EXERCISE:
Every line from the one containing "What does this" through the end of the listing below goes in the output, exactly and without pictures.

----

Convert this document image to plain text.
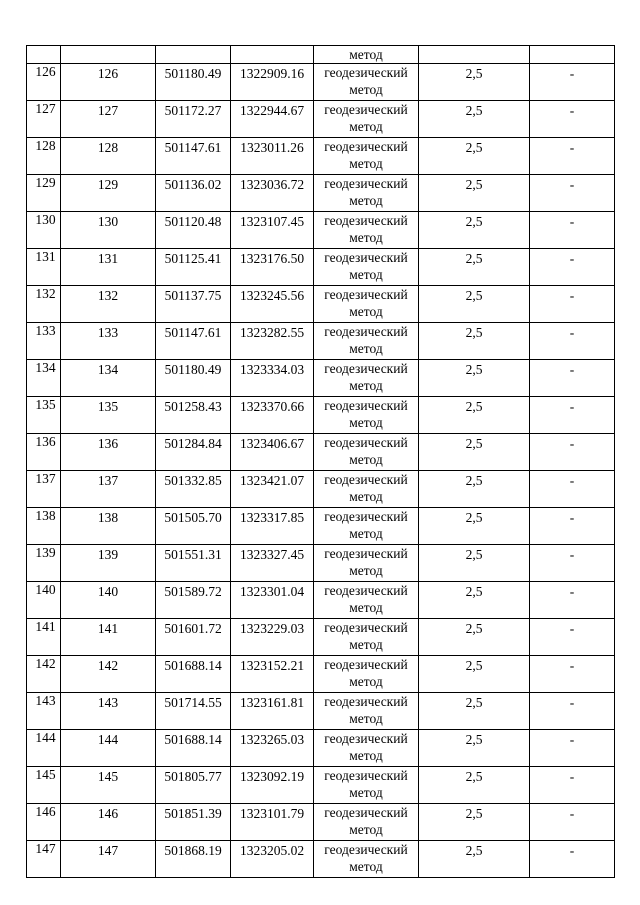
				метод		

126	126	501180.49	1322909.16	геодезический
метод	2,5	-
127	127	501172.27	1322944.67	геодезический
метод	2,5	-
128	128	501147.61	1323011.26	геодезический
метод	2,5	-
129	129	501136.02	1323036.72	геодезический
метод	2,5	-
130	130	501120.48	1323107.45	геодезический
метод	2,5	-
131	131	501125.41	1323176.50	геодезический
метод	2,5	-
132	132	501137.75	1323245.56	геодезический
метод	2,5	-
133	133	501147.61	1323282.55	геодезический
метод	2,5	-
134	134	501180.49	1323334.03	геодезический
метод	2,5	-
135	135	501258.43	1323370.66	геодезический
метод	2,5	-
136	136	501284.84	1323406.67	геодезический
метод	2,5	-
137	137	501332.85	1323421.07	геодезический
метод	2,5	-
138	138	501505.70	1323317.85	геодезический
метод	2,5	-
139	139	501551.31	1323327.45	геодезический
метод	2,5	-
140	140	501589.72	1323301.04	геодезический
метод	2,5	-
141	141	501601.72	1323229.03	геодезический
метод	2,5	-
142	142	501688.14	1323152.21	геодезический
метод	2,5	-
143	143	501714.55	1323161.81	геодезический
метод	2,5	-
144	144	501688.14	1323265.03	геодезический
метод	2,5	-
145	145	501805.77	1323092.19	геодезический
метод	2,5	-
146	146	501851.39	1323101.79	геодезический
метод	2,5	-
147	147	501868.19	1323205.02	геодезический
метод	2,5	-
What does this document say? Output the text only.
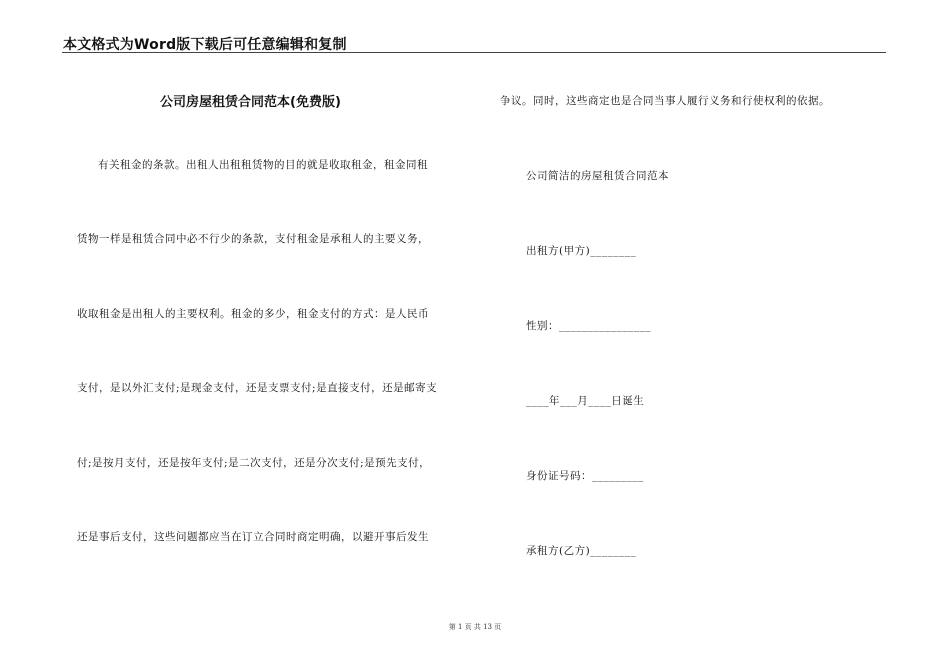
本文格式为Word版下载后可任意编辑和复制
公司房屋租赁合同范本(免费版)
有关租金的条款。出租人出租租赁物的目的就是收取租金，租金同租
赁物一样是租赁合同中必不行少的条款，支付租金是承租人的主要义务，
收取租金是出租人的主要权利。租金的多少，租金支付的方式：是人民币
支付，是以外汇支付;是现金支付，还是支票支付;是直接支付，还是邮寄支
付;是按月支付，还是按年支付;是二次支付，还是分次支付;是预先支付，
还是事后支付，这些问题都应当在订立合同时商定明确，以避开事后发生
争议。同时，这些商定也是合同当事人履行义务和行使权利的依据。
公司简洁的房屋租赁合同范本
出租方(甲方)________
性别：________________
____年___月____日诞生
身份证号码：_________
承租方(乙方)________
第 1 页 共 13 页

----

EXERCISE ANSWER:
What does this document say? Output the text only.
本文格式为Word版下载后可任意编辑和复制
公司房屋租赁合同范本(免费版)
有关租金的条款。出租人出租租赁物的目的就是收取租金，租金同租
赁物一样是租赁合同中必不行少的条款，支付租金是承租人的主要义务，
收取租金是出租人的主要权利。租金的多少，租金支付的方式：是人民币
支付，是以外汇支付;是现金支付，还是支票支付;是直接支付，还是邮寄支
付;是按月支付，还是按年支付;是二次支付，还是分次支付;是预先支付，
还是事后支付，这些问题都应当在订立合同时商定明确，以避开事后发生
争议。同时，这些商定也是合同当事人履行义务和行使权利的依据。
公司简洁的房屋租赁合同范本
出租方(甲方)________
性别：________________
____年___月____日诞生
身份证号码：_________
承租方(乙方)________
第 1 页 共 13 页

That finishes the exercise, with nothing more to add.